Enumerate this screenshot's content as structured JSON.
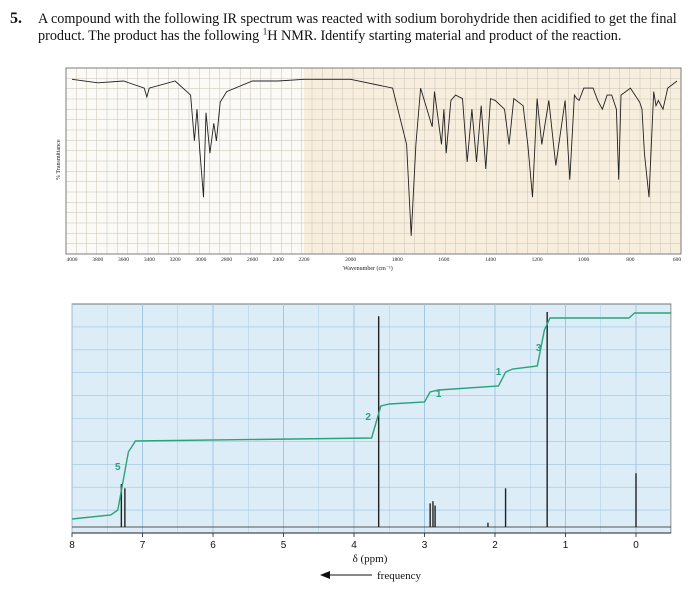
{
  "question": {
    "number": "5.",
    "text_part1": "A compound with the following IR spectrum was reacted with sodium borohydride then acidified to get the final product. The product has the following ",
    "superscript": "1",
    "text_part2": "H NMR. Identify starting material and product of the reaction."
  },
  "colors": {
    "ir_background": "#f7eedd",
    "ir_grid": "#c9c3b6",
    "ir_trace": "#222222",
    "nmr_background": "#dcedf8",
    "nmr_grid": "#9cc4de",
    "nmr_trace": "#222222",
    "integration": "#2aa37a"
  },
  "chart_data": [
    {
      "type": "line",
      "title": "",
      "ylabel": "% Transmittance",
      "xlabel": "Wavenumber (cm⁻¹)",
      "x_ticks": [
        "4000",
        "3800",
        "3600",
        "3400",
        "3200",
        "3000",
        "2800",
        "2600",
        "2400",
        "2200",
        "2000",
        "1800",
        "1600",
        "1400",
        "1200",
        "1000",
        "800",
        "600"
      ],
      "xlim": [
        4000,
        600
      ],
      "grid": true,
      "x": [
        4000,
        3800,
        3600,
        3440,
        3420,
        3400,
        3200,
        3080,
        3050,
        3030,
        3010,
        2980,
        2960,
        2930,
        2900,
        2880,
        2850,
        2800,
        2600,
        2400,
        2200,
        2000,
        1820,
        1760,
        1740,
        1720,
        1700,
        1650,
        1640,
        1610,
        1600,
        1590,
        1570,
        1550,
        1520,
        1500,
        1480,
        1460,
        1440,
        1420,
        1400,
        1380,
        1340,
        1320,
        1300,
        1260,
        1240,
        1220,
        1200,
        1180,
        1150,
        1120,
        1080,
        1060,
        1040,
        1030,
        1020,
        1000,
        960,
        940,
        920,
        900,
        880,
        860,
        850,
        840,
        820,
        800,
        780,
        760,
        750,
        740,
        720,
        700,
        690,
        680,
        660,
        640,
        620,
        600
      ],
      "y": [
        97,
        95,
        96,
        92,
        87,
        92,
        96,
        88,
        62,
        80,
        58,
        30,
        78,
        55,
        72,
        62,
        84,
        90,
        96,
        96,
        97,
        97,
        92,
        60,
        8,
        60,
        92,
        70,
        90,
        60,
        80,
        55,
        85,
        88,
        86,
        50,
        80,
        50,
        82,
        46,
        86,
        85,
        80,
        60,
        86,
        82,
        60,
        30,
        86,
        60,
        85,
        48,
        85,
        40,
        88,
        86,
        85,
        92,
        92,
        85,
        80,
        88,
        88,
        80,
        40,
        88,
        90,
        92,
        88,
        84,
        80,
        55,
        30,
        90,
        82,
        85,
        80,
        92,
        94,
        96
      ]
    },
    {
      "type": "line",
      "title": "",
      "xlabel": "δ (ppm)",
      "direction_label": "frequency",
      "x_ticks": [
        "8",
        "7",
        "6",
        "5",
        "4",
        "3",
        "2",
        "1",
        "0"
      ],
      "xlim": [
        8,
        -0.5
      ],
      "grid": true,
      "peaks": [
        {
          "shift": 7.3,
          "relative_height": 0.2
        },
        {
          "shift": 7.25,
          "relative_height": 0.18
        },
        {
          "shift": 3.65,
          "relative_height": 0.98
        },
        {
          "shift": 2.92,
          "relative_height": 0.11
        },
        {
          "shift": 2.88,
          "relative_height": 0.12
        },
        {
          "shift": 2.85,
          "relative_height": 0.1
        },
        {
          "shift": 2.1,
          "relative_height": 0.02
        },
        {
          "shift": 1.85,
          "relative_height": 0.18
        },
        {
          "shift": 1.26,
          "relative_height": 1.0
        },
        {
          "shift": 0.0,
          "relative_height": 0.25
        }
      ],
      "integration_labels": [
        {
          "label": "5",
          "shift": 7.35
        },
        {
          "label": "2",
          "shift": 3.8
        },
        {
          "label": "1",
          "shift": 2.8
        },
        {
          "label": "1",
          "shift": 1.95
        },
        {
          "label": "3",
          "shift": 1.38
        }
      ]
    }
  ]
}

------------------------------------

Repeat the listing verbatim. Skip the pictures.

### Task output:
Enumerate this screenshot's content as structured JSON.
{
  "question": {
    "number": "5.",
    "text_part1": "A compound with the following IR spectrum was reacted with sodium borohydride then acidified to get the final product. The product has the following ",
    "superscript": "1",
    "text_part2": "H NMR. Identify starting material and product of the reaction."
  },
  "colors": {
    "ir_background": "#f7eedd",
    "ir_grid": "#c9c3b6",
    "ir_trace": "#222222",
    "nmr_background": "#dcedf8",
    "nmr_grid": "#9cc4de",
    "nmr_trace": "#222222",
    "integration": "#2aa37a"
  },
  "chart_data": [
    {
      "type": "line",
      "title": "",
      "ylabel": "% Transmittance",
      "xlabel": "Wavenumber (cm⁻¹)",
      "x_ticks": [
        "4000",
        "3800",
        "3600",
        "3400",
        "3200",
        "3000",
        "2800",
        "2600",
        "2400",
        "2200",
        "2000",
        "1800",
        "1600",
        "1400",
        "1200",
        "1000",
        "800",
        "600"
      ],
      "xlim": [
        4000,
        600
      ],
      "grid": true,
      "x": [
        4000,
        3800,
        3600,
        3440,
        3420,
        3400,
        3200,
        3080,
        3050,
        3030,
        3010,
        2980,
        2960,
        2930,
        2900,
        2880,
        2850,
        2800,
        2600,
        2400,
        2200,
        2000,
        1820,
        1760,
        1740,
        1720,
        1700,
        1650,
        1640,
        1610,
        1600,
        1590,
        1570,
        1550,
        1520,
        1500,
        1480,
        1460,
        1440,
        1420,
        1400,
        1380,
        1340,
        1320,
        1300,
        1260,
        1240,
        1220,
        1200,
        1180,
        1150,
        1120,
        1080,
        1060,
        1040,
        1030,
        1020,
        1000,
        960,
        940,
        920,
        900,
        880,
        860,
        850,
        840,
        820,
        800,
        780,
        760,
        750,
        740,
        720,
        700,
        690,
        680,
        660,
        640,
        620,
        600
      ],
      "y": [
        97,
        95,
        96,
        92,
        87,
        92,
        96,
        88,
        62,
        80,
        58,
        30,
        78,
        55,
        72,
        62,
        84,
        90,
        96,
        96,
        97,
        97,
        92,
        60,
        8,
        60,
        92,
        70,
        90,
        60,
        80,
        55,
        85,
        88,
        86,
        50,
        80,
        50,
        82,
        46,
        86,
        85,
        80,
        60,
        86,
        82,
        60,
        30,
        86,
        60,
        85,
        48,
        85,
        40,
        88,
        86,
        85,
        92,
        92,
        85,
        80,
        88,
        88,
        80,
        40,
        88,
        90,
        92,
        88,
        84,
        80,
        55,
        30,
        90,
        82,
        85,
        80,
        92,
        94,
        96
      ]
    },
    {
      "type": "line",
      "title": "",
      "xlabel": "δ (ppm)",
      "direction_label": "frequency",
      "x_ticks": [
        "8",
        "7",
        "6",
        "5",
        "4",
        "3",
        "2",
        "1",
        "0"
      ],
      "xlim": [
        8,
        -0.5
      ],
      "grid": true,
      "peaks": [
        {
          "shift": 7.3,
          "relative_height": 0.2
        },
        {
          "shift": 7.25,
          "relative_height": 0.18
        },
        {
          "shift": 3.65,
          "relative_height": 0.98
        },
        {
          "shift": 2.92,
          "relative_height": 0.11
        },
        {
          "shift": 2.88,
          "relative_height": 0.12
        },
        {
          "shift": 2.85,
          "relative_height": 0.1
        },
        {
          "shift": 2.1,
          "relative_height": 0.02
        },
        {
          "shift": 1.85,
          "relative_height": 0.18
        },
        {
          "shift": 1.26,
          "relative_height": 1.0
        },
        {
          "shift": 0.0,
          "relative_height": 0.25
        }
      ],
      "integration_labels": [
        {
          "label": "5",
          "shift": 7.35
        },
        {
          "label": "2",
          "shift": 3.8
        },
        {
          "label": "1",
          "shift": 2.8
        },
        {
          "label": "1",
          "shift": 1.95
        },
        {
          "label": "3",
          "shift": 1.38
        }
      ]
    }
  ]
}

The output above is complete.